Set tasks =>
- A) In the blog excerpt, what does the writer say talentless hacks warble through on today's hits?
- B) Copy word for word the part of the blog excerpt that opens with the words containing "I cringe to" and closes with "people read it.".
- C) Rewrite the paragraph of the blog excerpt that begins "I cringe to think they are also the future musicians" in shorter form, keeping its main facts.

Page extract =>
I don’t have an ending. I really don’t.




DVD Bonus Deleted Scene

(I felt this was a fair point, but just couldn't find the proper spot to place it.)

I cringe to think they are also the future musicians. When I do listen to current “music,” I weep because it is, well, absolute shit. And this is not ‘Old Man Theory’ getting all uppity in his white socks; it’s just fact. Rag on hair metal, Nu rock, First Wave, grunge, etc all you want. The fact off the matter is today’s music is cookie cutter; put together by a large group of people (does it really take 10 dudes to write a shitty song these days?) to arrange a cookie cutter track and find some talentless hack to warble through Auto Tune, and that passes for a hit. No kids, sorry, that’s not how it’s supposed to be. Real music, and literature and art is out there, still. You just have to work a little harder to find it. But it’s so worth it. The proof is this here blog; it’s the best damn blog on the Net, and few people read it.


1 comment:

brie said...

I am flattered that you watched my video. I also find it hilarious that you watched the same video that I did. The one where the lady had like a handful of trash after a gazillion years.

I think it had different impressions on us. Although the beer thing definitely popped into head. It's ok though, maybe she likes draft beer and has refillable growler? It's not a terrible solution.

Not going to lie, I NEVER, "let it mellow'. Really I never thought about it so basically, you're ahead of the game.

I can see where you are coming from BUT my fear isn't about what environment we are leaving behind (because who care we don't have kids anyways) but the environment we are in RIGHT NOW.

With the way Cheeto man is going we won't have state parks or clean air to breathe.

Dataset excerpt =>
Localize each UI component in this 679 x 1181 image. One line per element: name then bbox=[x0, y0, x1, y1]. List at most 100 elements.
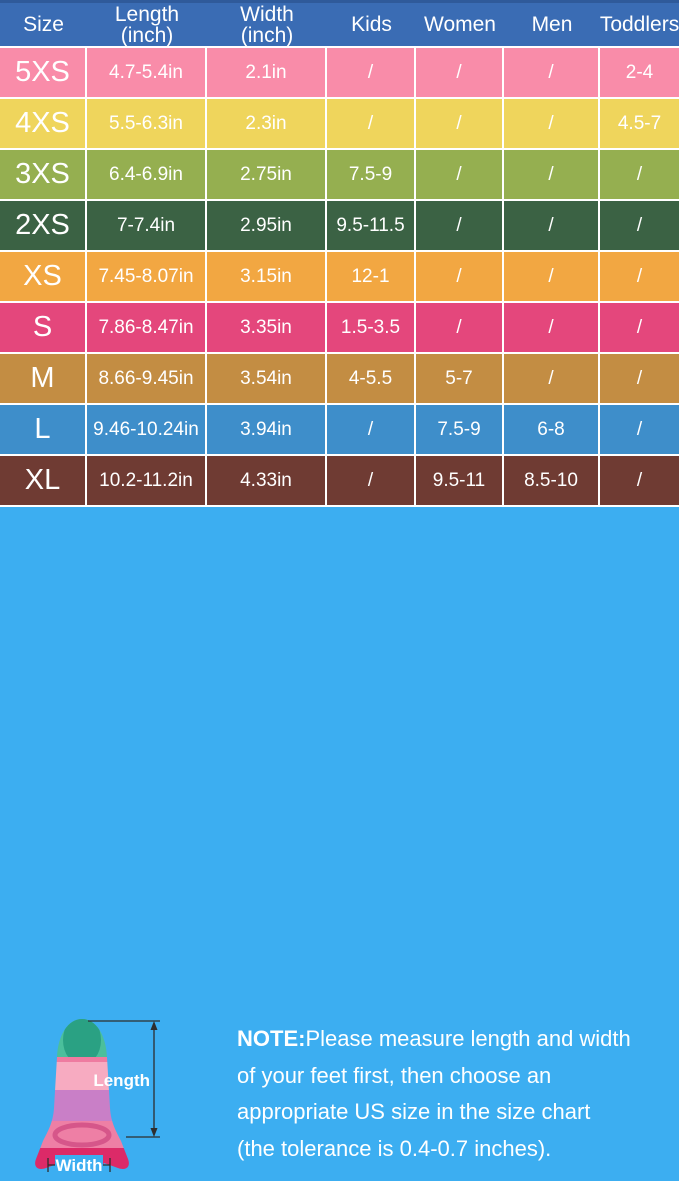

Expected responses =>
- A) Auto Tune.

- B)
I cringe to think they are also the future musicians. When I do listen to current “music,” I weep because it is, well, absolute shit. And this is not ‘Old Man Theory’ getting all uppity in his white socks; it’s just fact. Rag on hair metal, Nu rock, First Wave, grunge, etc all you want. The fact off the matter is today’s music is cookie cutter; put together by a large group of people (does it really take 10 dudes to write a shitty song these days?) to arrange a cookie cutter track and find some talentless hack to warble through Auto Tune, and that passes for a hit. No kids, sorry, that’s not how it’s supposed to be. Real music, and literature and art is out there, still. You just have to work a little harder to find it. But it’s so worth it. The proof is this here blog; it’s the best damn blog on the Net, and few people read it.

- C) The writer cringes that they are also the future musicians and weeps at how bad current music is, insisting this is fact rather than "Old Man Theory." Whatever one thinks of hair metal, Nu rock, First Wave or grunge, today's music is cookie cutter. Large groups of people, perhaps 10 for one song, arrange a formulaic track, and a talentless hack warbles through Auto Tune, and that passes for a hit. Real music, literature and art still exist, though finding them takes more work, and the effort is worth it. As proof, the writer offers this blog, called the best on the Net yet read by few people.